**EXERCISE:** Please check the blog post below: on what date is the interview at Barter Theatre scheduled?
BEGIN DOCUMENT PASSAGE
Losing My Voice
November 10th, 2007 by Steve Sensenig
o, I’m not talking about getting laryngitis. I’m just referring to the lack of motivation I have had to post on this blog lately.
I’m not entirely sure what it is. It’s not really apathy. It’s not because I don’t want to provide reading material for my faithful readers. It’s not even because I am disinterested in any topics that I might write about.
It’s just that I’m struggling right now to figure out what exactly I want to focus on in my writing. I find something of a “blogger’s block” on this particular blog.
I’ve written several posts on our foster/adoption blog about the current events in that part of our life. I find that I want to write about that! And writing those posts seems very easy for me right now. Like I used to feel here.
So, this blog sits. Collecting dust. Is it dying? Honestly, I don’t know. It’s been a part of my life for over two years now. So part of me doesn’t want to let it go. And yet, I wonder…
I think what it really boils down to is that I’m starting to outgrow the phase of my journey that birthed this blog. The phase of my journey where I began asking a lot of questions. Began challenging a lot of things. Began exploring various topics related to church and theology that played into all the changes taking place in my experience.
But lately, I’m finding that I’m enjoying just resting in Christ. Just enjoying my relationship with him. I’ve asked a ton of questions, and I’ve explored a lot of different topics. And I feel like those questions are dying down now. At least for the time being.
So what does that mean? Well, I’m not sure. I think it just means that I’m putting my attention elsewhere for right now.
I have an interview at Barter Theatre in Abingdon, VA (the interview I’ve been waiting for for months now) on Tuesday, November 27. I’m excited about that. They have changed the start date on the job. It was originally slated to start mid-January, but now is mid-March. I’m pleased with that change, and if I get the job, it will be nice to know that I have two extra months here in Boone with the people with whom we fellowship.
And our foster/adoptive situation is quite exciting right now. We’re eagerly awaiting word as to whether or not we will have the chance to adopt a particular little one that we are quite fond of, despite the fact that we’ve only had one weekend with her, and that was several weeks ago.
END DOCUMENT PASSAGE
BEGIN EXTRACTED ENTRIES
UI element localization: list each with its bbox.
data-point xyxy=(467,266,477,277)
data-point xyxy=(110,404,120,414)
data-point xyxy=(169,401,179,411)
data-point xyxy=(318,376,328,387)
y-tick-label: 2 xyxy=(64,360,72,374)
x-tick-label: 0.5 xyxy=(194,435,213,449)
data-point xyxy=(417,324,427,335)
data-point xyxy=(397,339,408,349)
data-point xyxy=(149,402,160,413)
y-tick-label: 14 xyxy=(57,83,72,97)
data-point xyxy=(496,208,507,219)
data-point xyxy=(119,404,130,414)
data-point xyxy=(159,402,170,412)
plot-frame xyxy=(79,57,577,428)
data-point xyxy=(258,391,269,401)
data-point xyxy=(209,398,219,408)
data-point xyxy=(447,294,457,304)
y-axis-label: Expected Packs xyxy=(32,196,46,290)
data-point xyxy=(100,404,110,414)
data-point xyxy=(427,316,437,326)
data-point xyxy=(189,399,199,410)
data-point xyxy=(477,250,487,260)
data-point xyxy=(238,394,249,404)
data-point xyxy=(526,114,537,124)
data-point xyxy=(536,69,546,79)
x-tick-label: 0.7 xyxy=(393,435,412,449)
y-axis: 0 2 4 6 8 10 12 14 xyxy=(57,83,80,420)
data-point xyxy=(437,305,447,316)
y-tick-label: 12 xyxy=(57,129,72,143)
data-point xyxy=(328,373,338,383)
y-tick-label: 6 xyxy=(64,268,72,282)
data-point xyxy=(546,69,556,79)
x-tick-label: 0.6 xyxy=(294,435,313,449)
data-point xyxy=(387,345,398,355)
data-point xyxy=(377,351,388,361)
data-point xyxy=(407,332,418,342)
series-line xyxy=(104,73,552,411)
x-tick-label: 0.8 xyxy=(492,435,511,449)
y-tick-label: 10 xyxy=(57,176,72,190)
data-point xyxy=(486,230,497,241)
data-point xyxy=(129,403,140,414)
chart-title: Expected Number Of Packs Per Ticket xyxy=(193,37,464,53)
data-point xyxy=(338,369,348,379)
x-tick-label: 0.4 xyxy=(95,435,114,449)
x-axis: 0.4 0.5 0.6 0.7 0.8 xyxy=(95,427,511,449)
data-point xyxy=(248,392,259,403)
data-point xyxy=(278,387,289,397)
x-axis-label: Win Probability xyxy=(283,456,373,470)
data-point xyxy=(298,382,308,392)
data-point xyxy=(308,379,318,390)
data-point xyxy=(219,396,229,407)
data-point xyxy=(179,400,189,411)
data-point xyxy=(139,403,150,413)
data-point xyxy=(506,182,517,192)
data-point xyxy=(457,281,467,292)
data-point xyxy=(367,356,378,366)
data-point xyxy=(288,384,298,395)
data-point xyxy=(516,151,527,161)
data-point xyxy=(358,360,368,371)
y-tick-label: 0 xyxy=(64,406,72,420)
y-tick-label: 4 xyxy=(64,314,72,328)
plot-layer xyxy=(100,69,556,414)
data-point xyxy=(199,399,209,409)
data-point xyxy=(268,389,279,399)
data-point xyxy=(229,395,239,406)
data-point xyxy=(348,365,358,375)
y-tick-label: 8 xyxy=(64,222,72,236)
END EXTRACTED ENTRIES
**EXERCISE SOLUTION:** Tuesday, November 27.